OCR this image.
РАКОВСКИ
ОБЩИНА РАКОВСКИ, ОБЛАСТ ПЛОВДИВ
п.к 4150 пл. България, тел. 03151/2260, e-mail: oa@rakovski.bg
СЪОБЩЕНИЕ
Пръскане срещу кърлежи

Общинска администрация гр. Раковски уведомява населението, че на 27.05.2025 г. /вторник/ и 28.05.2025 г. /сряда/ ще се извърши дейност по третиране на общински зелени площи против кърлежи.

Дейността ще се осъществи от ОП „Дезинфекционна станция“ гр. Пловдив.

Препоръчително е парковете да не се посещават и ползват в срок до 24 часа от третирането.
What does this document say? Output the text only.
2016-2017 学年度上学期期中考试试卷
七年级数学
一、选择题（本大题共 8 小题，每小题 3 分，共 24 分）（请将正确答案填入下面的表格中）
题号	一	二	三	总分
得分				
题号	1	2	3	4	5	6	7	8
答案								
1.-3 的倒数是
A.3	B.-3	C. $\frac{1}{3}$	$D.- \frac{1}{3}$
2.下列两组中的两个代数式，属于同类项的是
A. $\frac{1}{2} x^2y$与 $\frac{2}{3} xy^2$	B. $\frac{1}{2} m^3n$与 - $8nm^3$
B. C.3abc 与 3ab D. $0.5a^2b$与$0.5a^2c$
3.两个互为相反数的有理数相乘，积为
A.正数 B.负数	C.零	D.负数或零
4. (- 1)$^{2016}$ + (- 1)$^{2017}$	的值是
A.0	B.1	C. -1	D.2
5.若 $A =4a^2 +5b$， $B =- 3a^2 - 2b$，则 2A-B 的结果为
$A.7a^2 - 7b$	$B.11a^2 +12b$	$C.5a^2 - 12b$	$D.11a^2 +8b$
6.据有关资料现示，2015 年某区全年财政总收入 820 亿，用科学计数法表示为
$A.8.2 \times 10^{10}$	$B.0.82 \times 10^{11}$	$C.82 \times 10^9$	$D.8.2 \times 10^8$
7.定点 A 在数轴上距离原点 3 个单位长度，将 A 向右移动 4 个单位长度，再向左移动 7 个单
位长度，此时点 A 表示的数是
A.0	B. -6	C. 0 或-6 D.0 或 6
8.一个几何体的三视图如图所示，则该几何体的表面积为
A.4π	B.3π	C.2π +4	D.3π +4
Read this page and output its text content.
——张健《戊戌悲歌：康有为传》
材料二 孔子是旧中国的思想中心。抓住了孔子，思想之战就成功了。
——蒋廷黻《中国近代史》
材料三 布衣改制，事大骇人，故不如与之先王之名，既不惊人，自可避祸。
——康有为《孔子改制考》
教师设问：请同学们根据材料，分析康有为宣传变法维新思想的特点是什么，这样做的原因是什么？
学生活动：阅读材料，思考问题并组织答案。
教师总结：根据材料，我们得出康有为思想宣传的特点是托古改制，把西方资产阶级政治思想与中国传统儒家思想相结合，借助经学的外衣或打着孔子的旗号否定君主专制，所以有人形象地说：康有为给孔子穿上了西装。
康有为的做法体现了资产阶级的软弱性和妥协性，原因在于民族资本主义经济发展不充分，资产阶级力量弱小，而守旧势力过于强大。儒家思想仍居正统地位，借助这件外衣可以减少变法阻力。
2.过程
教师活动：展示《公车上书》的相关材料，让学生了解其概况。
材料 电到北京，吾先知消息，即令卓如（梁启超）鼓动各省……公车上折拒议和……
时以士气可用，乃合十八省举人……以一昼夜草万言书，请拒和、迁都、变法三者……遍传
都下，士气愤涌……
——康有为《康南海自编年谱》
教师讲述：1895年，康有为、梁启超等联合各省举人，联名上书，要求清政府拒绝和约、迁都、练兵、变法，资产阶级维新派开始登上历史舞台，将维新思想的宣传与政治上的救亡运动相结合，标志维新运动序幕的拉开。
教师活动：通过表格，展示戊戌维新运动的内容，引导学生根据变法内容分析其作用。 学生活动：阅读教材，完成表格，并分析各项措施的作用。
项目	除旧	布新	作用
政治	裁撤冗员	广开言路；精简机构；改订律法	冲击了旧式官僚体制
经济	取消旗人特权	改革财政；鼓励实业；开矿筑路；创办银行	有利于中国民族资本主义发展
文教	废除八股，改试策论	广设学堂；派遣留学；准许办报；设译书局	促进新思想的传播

Set problem.
Among the records above, find each line holding the string "教师活动" and pull it out.

Solution to the problem.
教师活动：展示《公车上书》的相关材料，让学生了解其概况。
教师活动：通过表格，展示戊戌维新运动的内容，引导学生根据变法内容分析其作用。 学生活动：阅读教材，完成表格，并分析各项措施的作用。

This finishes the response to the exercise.